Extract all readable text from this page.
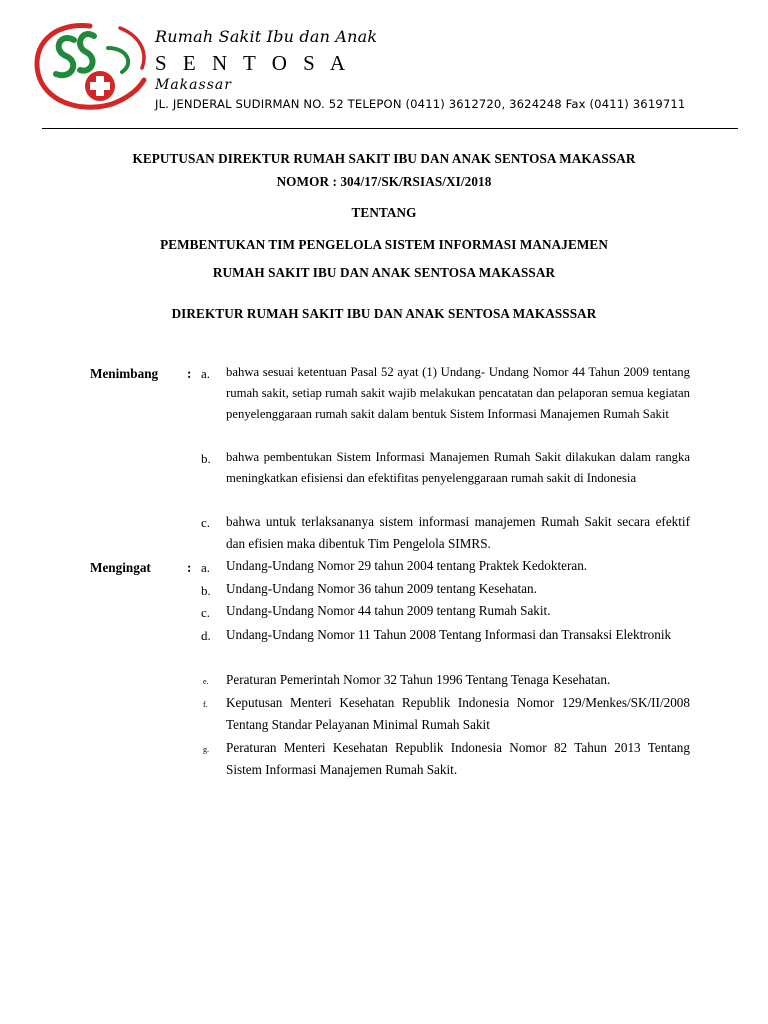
Rumah Sakit Ibu dan Anak
S E N T O S A
Makassar
JL. JENDERAL SUDIRMAN NO. 52 TELEPON (0411) 3612720, 3624248 Fax (0411) 3619711
KEPUTUSAN DIREKTUR RUMAH SAKIT IBU DAN ANAK SENTOSA MAKASSAR
NOMOR : 304/17/SK/RSIAS/XI/2018
TENTANG
PEMBENTUKAN TIM PENGELOLA SISTEM INFORMASI MANAJEMEN
RUMAH SAKIT IBU DAN ANAK SENTOSA MAKASSAR
DIREKTUR RUMAH SAKIT IBU DAN ANAK SENTOSA MAKASSSAR
Menimbang : a. bahwa sesuai ketentuan Pasal 52 ayat (1) Undang- Undang Nomor 44 Tahun 2009 tentang rumah sakit, setiap rumah sakit wajib melakukan pencatatan dan pelaporan semua kegiatan penyelenggaraan rumah sakit dalam bentuk Sistem Informasi Manajemen Rumah Sakit
b. bahwa pembentukan Sistem Informasi Manajemen Rumah Sakit dilakukan dalam rangka meningkatkan efisiensi dan efektifitas penyelenggaraan rumah sakit di Indonesia
c. bahwa untuk terlaksananya sistem informasi manajemen Rumah Sakit secara efektif dan efisien maka dibentuk Tim Pengelola SIMRS.
Mengingat	: a. Undang-Undang Nomor 29 tahun 2004 tentang Praktek Kedokteran.
b. Undang-Undang Nomor 36 tahun 2009 tentang Kesehatan.
c. Undang-Undang Nomor 44 tahun 2009 tentang Rumah Sakit.
d. Undang-Undang Nomor 11 Tahun 2008 Tentang Informasi dan Transaksi Elektronik
e. Peraturan Pemerintah Nomor 32 Tahun 1996 Tentang Tenaga Kesehatan.
f. Keputusan Menteri Kesehatan Republik Indonesia Nomor 129/Menkes/SK/II/2008 Tentang Standar Pelayanan Minimal Rumah Sakit
g. Peraturan Menteri Kesehatan Republik Indonesia Nomor 82 Tahun 2013 Tentang Sistem Informasi Manajemen Rumah Sakit.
********************
#### Exercise aim:
Collect each line containing the string "SENTOSA".

#### Reply to the exercise:
KEPUTUSAN DIREKTUR RUMAH SAKIT IBU DAN ANAK SENTOSA MAKASSAR
RUMAH SAKIT IBU DAN ANAK SENTOSA MAKASSAR
DIREKTUR RUMAH SAKIT IBU DAN ANAK SENTOSA MAKASSSAR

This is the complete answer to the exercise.